| Material shown |
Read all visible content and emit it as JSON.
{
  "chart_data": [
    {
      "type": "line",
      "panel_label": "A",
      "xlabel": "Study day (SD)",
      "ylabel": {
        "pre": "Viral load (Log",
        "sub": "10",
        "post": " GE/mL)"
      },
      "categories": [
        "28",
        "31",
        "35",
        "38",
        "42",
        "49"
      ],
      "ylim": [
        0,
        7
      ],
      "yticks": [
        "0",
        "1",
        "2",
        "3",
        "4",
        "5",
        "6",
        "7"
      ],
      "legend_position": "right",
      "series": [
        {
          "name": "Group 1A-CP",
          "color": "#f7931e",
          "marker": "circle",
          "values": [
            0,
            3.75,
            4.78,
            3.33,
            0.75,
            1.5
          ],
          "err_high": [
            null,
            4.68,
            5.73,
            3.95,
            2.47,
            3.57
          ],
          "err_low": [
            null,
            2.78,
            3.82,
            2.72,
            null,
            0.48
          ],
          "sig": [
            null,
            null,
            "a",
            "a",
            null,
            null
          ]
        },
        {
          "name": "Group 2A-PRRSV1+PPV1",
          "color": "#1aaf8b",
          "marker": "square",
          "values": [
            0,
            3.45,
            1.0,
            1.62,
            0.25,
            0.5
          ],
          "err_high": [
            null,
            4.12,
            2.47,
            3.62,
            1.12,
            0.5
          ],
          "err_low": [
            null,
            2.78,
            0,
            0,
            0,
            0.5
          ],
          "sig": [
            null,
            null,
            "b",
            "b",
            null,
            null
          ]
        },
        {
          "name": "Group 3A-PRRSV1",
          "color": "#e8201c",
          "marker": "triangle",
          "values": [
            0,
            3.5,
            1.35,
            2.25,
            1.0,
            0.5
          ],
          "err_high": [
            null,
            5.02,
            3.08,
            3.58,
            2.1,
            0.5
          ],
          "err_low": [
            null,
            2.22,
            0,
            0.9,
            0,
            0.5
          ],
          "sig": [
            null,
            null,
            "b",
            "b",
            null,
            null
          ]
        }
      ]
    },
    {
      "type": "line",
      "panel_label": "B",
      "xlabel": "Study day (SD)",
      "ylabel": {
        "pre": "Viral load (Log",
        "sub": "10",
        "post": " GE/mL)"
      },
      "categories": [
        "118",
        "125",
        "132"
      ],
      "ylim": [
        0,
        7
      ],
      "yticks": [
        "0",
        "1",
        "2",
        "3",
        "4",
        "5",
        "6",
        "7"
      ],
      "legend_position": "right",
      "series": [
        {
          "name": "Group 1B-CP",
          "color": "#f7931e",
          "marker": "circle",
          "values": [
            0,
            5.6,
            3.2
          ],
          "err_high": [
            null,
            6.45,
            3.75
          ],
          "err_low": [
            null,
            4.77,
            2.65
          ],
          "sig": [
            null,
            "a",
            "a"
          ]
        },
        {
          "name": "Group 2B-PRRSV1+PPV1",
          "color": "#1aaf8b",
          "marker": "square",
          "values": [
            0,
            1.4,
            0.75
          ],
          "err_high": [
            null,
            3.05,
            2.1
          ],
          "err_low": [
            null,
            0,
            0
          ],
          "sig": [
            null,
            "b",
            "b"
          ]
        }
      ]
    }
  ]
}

| Goal of the exercise |
From the entries above, copy each line that holds "name".

| Result |
          "name": "Group 1A-CP",
          "name": "Group 2A-PRRSV1+PPV1",
          "name": "Group 3A-PRRSV1",
          "name": "Group 1B-CP",
          "name": "Group 2B-PRRSV1+PPV1",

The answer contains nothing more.